(Stored data entries)
================================
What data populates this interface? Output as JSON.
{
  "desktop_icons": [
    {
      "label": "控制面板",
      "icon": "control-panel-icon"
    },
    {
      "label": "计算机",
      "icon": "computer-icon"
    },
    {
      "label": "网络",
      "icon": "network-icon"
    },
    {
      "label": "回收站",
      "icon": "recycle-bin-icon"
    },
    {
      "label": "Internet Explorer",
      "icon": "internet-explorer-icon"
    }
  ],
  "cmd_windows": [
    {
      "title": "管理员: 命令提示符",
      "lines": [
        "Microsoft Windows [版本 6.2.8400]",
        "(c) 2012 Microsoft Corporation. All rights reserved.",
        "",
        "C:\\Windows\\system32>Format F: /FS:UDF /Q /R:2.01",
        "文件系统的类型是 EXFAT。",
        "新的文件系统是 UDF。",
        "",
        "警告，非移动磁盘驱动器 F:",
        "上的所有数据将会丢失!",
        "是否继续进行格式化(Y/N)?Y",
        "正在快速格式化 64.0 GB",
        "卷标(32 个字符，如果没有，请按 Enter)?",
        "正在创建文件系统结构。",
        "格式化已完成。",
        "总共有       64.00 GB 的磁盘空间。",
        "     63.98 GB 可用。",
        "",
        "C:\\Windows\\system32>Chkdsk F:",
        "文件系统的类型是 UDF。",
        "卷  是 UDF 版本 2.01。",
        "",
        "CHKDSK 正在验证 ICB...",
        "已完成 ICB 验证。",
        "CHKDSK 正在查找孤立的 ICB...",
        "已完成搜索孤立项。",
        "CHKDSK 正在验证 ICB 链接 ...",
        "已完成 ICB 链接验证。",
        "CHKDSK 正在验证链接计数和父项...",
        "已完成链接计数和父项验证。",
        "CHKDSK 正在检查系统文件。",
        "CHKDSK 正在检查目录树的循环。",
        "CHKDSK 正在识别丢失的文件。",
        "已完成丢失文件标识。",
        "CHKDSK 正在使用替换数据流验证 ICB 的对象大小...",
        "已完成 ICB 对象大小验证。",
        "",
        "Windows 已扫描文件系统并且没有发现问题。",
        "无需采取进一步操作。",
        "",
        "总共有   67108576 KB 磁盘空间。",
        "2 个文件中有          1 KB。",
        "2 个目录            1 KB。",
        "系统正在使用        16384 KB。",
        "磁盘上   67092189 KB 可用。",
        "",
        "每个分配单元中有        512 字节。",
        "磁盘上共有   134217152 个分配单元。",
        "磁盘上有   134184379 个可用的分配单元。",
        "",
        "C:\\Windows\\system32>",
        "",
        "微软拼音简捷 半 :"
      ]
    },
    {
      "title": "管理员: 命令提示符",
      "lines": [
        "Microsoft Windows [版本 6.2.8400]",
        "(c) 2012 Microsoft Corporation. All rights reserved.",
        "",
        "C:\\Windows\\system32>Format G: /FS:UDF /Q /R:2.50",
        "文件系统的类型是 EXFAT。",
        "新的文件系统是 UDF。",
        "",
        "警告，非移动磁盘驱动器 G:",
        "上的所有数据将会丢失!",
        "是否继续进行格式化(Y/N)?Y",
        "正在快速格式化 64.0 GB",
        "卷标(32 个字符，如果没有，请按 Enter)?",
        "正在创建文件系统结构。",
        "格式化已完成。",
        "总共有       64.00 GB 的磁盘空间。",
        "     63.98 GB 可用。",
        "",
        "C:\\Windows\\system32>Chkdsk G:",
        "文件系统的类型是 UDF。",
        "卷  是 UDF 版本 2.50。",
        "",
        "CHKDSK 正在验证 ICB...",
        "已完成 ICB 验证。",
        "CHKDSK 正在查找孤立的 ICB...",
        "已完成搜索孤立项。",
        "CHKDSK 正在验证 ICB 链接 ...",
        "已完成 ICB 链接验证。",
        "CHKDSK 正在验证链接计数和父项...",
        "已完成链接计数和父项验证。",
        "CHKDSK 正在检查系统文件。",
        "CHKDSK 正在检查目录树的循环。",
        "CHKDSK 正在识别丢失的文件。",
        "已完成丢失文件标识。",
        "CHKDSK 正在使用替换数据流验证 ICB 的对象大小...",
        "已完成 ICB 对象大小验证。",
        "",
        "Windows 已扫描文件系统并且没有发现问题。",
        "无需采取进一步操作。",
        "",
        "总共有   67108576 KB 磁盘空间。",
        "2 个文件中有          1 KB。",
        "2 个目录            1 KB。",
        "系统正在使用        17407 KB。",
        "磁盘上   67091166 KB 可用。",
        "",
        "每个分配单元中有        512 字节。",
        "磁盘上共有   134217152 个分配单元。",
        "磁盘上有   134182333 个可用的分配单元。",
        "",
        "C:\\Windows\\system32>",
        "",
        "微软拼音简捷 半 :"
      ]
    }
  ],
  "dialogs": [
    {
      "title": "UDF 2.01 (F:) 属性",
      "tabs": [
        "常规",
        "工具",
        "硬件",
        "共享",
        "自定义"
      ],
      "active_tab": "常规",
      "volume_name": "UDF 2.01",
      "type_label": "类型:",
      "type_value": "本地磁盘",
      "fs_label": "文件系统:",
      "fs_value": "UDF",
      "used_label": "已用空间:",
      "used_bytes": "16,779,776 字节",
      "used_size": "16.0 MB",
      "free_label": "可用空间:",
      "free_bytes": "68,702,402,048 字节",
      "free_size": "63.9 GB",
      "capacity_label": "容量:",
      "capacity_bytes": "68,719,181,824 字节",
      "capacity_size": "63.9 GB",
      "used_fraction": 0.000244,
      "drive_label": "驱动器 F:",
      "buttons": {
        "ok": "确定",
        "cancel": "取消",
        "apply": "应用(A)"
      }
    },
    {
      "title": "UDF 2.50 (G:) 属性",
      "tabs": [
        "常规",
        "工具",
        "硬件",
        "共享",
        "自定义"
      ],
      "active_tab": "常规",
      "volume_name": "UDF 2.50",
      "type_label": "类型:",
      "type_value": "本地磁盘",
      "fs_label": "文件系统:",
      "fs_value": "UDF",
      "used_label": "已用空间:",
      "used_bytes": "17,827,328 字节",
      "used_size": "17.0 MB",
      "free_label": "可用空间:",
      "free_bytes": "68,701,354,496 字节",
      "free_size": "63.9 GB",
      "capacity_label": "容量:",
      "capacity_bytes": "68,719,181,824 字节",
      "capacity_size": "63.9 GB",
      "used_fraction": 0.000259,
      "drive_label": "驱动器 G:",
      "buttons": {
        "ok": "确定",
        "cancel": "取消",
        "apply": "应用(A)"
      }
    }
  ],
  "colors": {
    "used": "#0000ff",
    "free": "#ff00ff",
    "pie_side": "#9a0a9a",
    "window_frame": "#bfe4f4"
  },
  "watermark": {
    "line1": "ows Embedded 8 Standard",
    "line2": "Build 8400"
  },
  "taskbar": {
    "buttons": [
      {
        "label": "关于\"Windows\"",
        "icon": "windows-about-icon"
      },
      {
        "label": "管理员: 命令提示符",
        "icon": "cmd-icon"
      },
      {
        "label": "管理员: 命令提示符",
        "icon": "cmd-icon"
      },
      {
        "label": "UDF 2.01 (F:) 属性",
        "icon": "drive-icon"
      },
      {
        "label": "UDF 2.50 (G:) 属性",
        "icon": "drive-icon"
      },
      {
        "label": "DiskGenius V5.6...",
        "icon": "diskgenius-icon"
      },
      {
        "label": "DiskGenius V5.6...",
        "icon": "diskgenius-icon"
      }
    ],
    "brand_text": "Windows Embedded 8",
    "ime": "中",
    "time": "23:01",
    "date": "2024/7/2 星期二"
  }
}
================================
» **SET EXERCISE**
Output the entries exactly.

» **CORRECT ANSWER**
What data populates this interface? Output as JSON.
{
  "desktop_icons": [
    {
      "label": "控制面板",
      "icon": "control-panel-icon"
    },
    {
      "label": "计算机",
      "icon": "computer-icon"
    },
    {
      "label": "网络",
      "icon": "network-icon"
    },
    {
      "label": "回收站",
      "icon": "recycle-bin-icon"
    },
    {
      "label": "Internet Explorer",
      "icon": "internet-explorer-icon"
    }
  ],
  "cmd_windows": [
    {
      "title": "管理员: 命令提示符",
      "lines": [
        "Microsoft Windows [版本 6.2.8400]",
        "(c) 2012 Microsoft Corporation. All rights reserved.",
        "",
        "C:\\Windows\\system32>Format F: /FS:UDF /Q /R:2.01",
        "文件系统的类型是 EXFAT。",
        "新的文件系统是 UDF。",
        "",
        "警告，非移动磁盘驱动器 F:",
        "上的所有数据将会丢失!",
        "是否继续进行格式化(Y/N)?Y",
        "正在快速格式化 64.0 GB",
        "卷标(32 个字符，如果没有，请按 Enter)?",
        "正在创建文件系统结构。",
        "格式化已完成。",
        "总共有       64.00 GB 的磁盘空间。",
        "     63.98 GB 可用。",
        "",
        "C:\\Windows\\system32>Chkdsk F:",
        "文件系统的类型是 UDF。",
        "卷  是 UDF 版本 2.01。",
        "",
        "CHKDSK 正在验证 ICB...",
        "已完成 ICB 验证。",
        "CHKDSK 正在查找孤立的 ICB...",
        "已完成搜索孤立项。",
        "CHKDSK 正在验证 ICB 链接 ...",
        "已完成 ICB 链接验证。",
        "CHKDSK 正在验证链接计数和父项...",
        "已完成链接计数和父项验证。",
        "CHKDSK 正在检查系统文件。",
        "CHKDSK 正在检查目录树的循环。",
        "CHKDSK 正在识别丢失的文件。",
        "已完成丢失文件标识。",
        "CHKDSK 正在使用替换数据流验证 ICB 的对象大小...",
        "已完成 ICB 对象大小验证。",
        "",
        "Windows 已扫描文件系统并且没有发现问题。",
        "无需采取进一步操作。",
        "",
        "总共有   67108576 KB 磁盘空间。",
        "2 个文件中有          1 KB。",
        "2 个目录            1 KB。",
        "系统正在使用        16384 KB。",
        "磁盘上   67092189 KB 可用。",
        "",
        "每个分配单元中有        512 字节。",
        "磁盘上共有   134217152 个分配单元。",
        "磁盘上有   134184379 个可用的分配单元。",
        "",
        "C:\\Windows\\system32>",
        "",
        "微软拼音简捷 半 :"
      ]
    },
    {
      "title": "管理员: 命令提示符",
      "lines": [
        "Microsoft Windows [版本 6.2.8400]",
        "(c) 2012 Microsoft Corporation. All rights reserved.",
        "",
        "C:\\Windows\\system32>Format G: /FS:UDF /Q /R:2.50",
        "文件系统的类型是 EXFAT。",
        "新的文件系统是 UDF。",
        "",
        "警告，非移动磁盘驱动器 G:",
        "上的所有数据将会丢失!",
        "是否继续进行格式化(Y/N)?Y",
        "正在快速格式化 64.0 GB",
        "卷标(32 个字符，如果没有，请按 Enter)?",
        "正在创建文件系统结构。",
        "格式化已完成。",
        "总共有       64.00 GB 的磁盘空间。",
        "     63.98 GB 可用。",
        "",
        "C:\\Windows\\system32>Chkdsk G:",
        "文件系统的类型是 UDF。",
        "卷  是 UDF 版本 2.50。",
        "",
        "CHKDSK 正在验证 ICB...",
        "已完成 ICB 验证。",
        "CHKDSK 正在查找孤立的 ICB...",
        "已完成搜索孤立项。",
        "CHKDSK 正在验证 ICB 链接 ...",
        "已完成 ICB 链接验证。",
        "CHKDSK 正在验证链接计数和父项...",
        "已完成链接计数和父项验证。",
        "CHKDSK 正在检查系统文件。",
        "CHKDSK 正在检查目录树的循环。",
        "CHKDSK 正在识别丢失的文件。",
        "已完成丢失文件标识。",
        "CHKDSK 正在使用替换数据流验证 ICB 的对象大小...",
        "已完成 ICB 对象大小验证。",
        "",
        "Windows 已扫描文件系统并且没有发现问题。",
        "无需采取进一步操作。",
        "",
        "总共有   67108576 KB 磁盘空间。",
        "2 个文件中有          1 KB。",
        "2 个目录            1 KB。",
        "系统正在使用        17407 KB。",
        "磁盘上   67091166 KB 可用。",
        "",
        "每个分配单元中有        512 字节。",
        "磁盘上共有   134217152 个分配单元。",
        "磁盘上有   134182333 个可用的分配单元。",
        "",
        "C:\\Windows\\system32>",
        "",
        "微软拼音简捷 半 :"
      ]
    }
  ],
  "dialogs": [
    {
      "title": "UDF 2.01 (F:) 属性",
      "tabs": [
        "常规",
        "工具",
        "硬件",
        "共享",
        "自定义"
      ],
      "active_tab": "常规",
      "volume_name": "UDF 2.01",
      "type_label": "类型:",
      "type_value": "本地磁盘",
      "fs_label": "文件系统:",
      "fs_value": "UDF",
      "used_label": "已用空间:",
      "used_bytes": "16,779,776 字节",
      "used_size": "16.0 MB",
      "free_label": "可用空间:",
      "free_bytes": "68,702,402,048 字节",
      "free_size": "63.9 GB",
      "capacity_label": "容量:",
      "capacity_bytes": "68,719,181,824 字节",
      "capacity_size": "63.9 GB",
      "used_fraction": 0.000244,
      "drive_label": "驱动器 F:",
      "buttons": {
        "ok": "确定",
        "cancel": "取消",
        "apply": "应用(A)"
      }
    },
    {
      "title": "UDF 2.50 (G:) 属性",
      "tabs": [
        "常规",
        "工具",
        "硬件",
        "共享",
        "自定义"
      ],
      "active_tab": "常规",
      "volume_name": "UDF 2.50",
      "type_label": "类型:",
      "type_value": "本地磁盘",
      "fs_label": "文件系统:",
      "fs_value": "UDF",
      "used_label": "已用空间:",
      "used_bytes": "17,827,328 字节",
      "used_size": "17.0 MB",
      "free_label": "可用空间:",
      "free_bytes": "68,701,354,496 字节",
      "free_size": "63.9 GB",
      "capacity_label": "容量:",
      "capacity_bytes": "68,719,181,824 字节",
      "capacity_size": "63.9 GB",
      "used_fraction": 0.000259,
      "drive_label": "驱动器 G:",
      "buttons": {
        "ok": "确定",
        "cancel": "取消",
        "apply": "应用(A)"
      }
    }
  ],
  "colors": {
    "used": "#0000ff",
    "free": "#ff00ff",
    "pie_side": "#9a0a9a",
    "window_frame": "#bfe4f4"
  },
  "watermark": {
    "line1": "ows Embedded 8 Standard",
    "line2": "Build 8400"
  },
  "taskbar": {
    "buttons": [
      {
        "label": "关于\"Windows\"",
        "icon": "windows-about-icon"
      },
      {
        "label": "管理员: 命令提示符",
        "icon": "cmd-icon"
      },
      {
        "label": "管理员: 命令提示符",
        "icon": "cmd-icon"
      },
      {
        "label": "UDF 2.01 (F:) 属性",
        "icon": "drive-icon"
      },
      {
        "label": "UDF 2.50 (G:) 属性",
        "icon": "drive-icon"
      },
      {
        "label": "DiskGenius V5.6...",
        "icon": "diskgenius-icon"
      },
      {
        "label": "DiskGenius V5.6...",
        "icon": "diskgenius-icon"
      }
    ],
    "brand_text": "Windows Embedded 8",
    "ime": "中",
    "time": "23:01",
    "date": "2024/7/2 星期二"
  }
}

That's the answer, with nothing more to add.